# Written instruction
Make an exact copy of all the records.
[Begin Exercise material]
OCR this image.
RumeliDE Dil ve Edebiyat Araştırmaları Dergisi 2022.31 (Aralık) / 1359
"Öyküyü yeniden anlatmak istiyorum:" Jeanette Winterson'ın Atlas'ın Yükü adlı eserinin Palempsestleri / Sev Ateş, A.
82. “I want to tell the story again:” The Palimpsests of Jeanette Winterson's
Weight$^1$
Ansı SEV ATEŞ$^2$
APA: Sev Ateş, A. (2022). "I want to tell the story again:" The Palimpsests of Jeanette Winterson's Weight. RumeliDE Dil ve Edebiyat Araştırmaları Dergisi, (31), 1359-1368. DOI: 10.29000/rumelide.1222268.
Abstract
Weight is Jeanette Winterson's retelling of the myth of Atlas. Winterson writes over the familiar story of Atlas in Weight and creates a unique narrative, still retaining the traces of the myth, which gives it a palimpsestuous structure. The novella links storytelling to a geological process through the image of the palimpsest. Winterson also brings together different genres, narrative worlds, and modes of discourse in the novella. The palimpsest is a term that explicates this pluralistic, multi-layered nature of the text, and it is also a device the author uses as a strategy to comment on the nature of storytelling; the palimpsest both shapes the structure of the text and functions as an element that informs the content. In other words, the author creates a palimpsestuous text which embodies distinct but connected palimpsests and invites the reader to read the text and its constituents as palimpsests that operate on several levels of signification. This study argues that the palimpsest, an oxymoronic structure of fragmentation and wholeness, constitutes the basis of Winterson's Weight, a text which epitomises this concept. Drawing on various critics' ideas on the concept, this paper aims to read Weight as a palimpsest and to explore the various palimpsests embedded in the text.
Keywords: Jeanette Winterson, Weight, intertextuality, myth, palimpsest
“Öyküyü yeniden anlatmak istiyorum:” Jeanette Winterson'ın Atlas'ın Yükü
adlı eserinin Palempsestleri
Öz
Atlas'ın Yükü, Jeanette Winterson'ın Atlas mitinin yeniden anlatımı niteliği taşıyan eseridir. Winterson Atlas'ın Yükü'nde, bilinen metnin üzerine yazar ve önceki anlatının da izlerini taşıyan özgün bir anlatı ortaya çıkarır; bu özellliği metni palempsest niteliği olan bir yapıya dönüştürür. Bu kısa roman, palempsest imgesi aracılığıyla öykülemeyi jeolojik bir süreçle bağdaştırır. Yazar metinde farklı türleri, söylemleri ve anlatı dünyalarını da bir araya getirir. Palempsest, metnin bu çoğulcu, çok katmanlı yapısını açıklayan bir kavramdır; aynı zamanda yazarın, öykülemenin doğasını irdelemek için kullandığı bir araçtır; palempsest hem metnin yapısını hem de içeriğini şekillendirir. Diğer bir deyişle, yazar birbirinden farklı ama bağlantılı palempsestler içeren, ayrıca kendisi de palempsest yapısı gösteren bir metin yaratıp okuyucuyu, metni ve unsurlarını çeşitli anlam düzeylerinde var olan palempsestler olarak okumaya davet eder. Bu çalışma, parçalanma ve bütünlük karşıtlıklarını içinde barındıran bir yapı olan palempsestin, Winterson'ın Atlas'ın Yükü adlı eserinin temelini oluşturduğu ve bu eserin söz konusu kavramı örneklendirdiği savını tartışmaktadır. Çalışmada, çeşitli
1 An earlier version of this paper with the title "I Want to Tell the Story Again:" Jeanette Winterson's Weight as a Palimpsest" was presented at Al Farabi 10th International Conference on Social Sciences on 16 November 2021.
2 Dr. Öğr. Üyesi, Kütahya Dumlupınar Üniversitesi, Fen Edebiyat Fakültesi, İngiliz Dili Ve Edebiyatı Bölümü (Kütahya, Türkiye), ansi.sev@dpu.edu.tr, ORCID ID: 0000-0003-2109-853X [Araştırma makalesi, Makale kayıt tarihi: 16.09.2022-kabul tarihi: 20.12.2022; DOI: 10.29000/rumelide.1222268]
[End Exercise material]
# Completed exercise
OCR this image.
RumeliDE Dil ve Edebiyat Araştırmaları Dergisi 2022.31 (Aralık) / 1359
"Öyküyü yeniden anlatmak istiyorum:" Jeanette Winterson'ın Atlas'ın Yükü adlı eserinin Palempsestleri / Sev Ateş, A.
82. “I want to tell the story again:” The Palimpsests of Jeanette Winterson's
Weight$^1$
Ansı SEV ATEŞ$^2$
APA: Sev Ateş, A. (2022). "I want to tell the story again:" The Palimpsests of Jeanette Winterson's Weight. RumeliDE Dil ve Edebiyat Araştırmaları Dergisi, (31), 1359-1368. DOI: 10.29000/rumelide.1222268.
Abstract
Weight is Jeanette Winterson's retelling of the myth of Atlas. Winterson writes over the familiar story of Atlas in Weight and creates a unique narrative, still retaining the traces of the myth, which gives it a palimpsestuous structure. The novella links storytelling to a geological process through the image of the palimpsest. Winterson also brings together different genres, narrative worlds, and modes of discourse in the novella. The palimpsest is a term that explicates this pluralistic, multi-layered nature of the text, and it is also a device the author uses as a strategy to comment on the nature of storytelling; the palimpsest both shapes the structure of the text and functions as an element that informs the content. In other words, the author creates a palimpsestuous text which embodies distinct but connected palimpsests and invites the reader to read the text and its constituents as palimpsests that operate on several levels of signification. This study argues that the palimpsest, an oxymoronic structure of fragmentation and wholeness, constitutes the basis of Winterson's Weight, a text which epitomises this concept. Drawing on various critics' ideas on the concept, this paper aims to read Weight as a palimpsest and to explore the various palimpsests embedded in the text.
Keywords: Jeanette Winterson, Weight, intertextuality, myth, palimpsest
“Öyküyü yeniden anlatmak istiyorum:” Jeanette Winterson'ın Atlas'ın Yükü
adlı eserinin Palempsestleri
Öz
Atlas'ın Yükü, Jeanette Winterson'ın Atlas mitinin yeniden anlatımı niteliği taşıyan eseridir. Winterson Atlas'ın Yükü'nde, bilinen metnin üzerine yazar ve önceki anlatının da izlerini taşıyan özgün bir anlatı ortaya çıkarır; bu özellliği metni palempsest niteliği olan bir yapıya dönüştürür. Bu kısa roman, palempsest imgesi aracılığıyla öykülemeyi jeolojik bir süreçle bağdaştırır. Yazar metinde farklı türleri, söylemleri ve anlatı dünyalarını da bir araya getirir. Palempsest, metnin bu çoğulcu, çok katmanlı yapısını açıklayan bir kavramdır; aynı zamanda yazarın, öykülemenin doğasını irdelemek için kullandığı bir araçtır; palempsest hem metnin yapısını hem de içeriğini şekillendirir. Diğer bir deyişle, yazar birbirinden farklı ama bağlantılı palempsestler içeren, ayrıca kendisi de palempsest yapısı gösteren bir metin yaratıp okuyucuyu, metni ve unsurlarını çeşitli anlam düzeylerinde var olan palempsestler olarak okumaya davet eder. Bu çalışma, parçalanma ve bütünlük karşıtlıklarını içinde barındıran bir yapı olan palempsestin, Winterson'ın Atlas'ın Yükü adlı eserinin temelini oluşturduğu ve bu eserin söz konusu kavramı örneklendirdiği savını tartışmaktadır. Çalışmada, çeşitli
1 An earlier version of this paper with the title "I Want to Tell the Story Again:" Jeanette Winterson's Weight as a Palimpsest" was presented at Al Farabi 10th International Conference on Social Sciences on 16 November 2021.
2 Dr. Öğr. Üyesi, Kütahya Dumlupınar Üniversitesi, Fen Edebiyat Fakültesi, İngiliz Dili Ve Edebiyatı Bölümü (Kütahya, Türkiye), ansi.sev@dpu.edu.tr, ORCID ID: 0000-0003-2109-853X [Araştırma makalesi, Makale kayıt tarihi: 16.09.2022-kabul tarihi: 20.12.2022; DOI: 10.29000/rumelide.1222268]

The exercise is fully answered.